Stored records
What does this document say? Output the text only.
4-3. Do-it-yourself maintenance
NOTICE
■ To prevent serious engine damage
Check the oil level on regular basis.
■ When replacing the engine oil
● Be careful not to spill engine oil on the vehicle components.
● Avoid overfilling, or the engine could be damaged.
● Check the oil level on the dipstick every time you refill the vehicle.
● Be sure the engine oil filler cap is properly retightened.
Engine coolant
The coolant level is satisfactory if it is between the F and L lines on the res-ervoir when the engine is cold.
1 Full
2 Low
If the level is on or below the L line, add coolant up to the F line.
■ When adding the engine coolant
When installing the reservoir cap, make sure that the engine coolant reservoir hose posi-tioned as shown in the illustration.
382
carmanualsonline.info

▸ Instructions for the task: Search the entries for the word "Check", then list each line that holds it.

▸ Response:
Check the oil level on regular basis.
● Check the oil level on the dipstick every time you refill the vehicle.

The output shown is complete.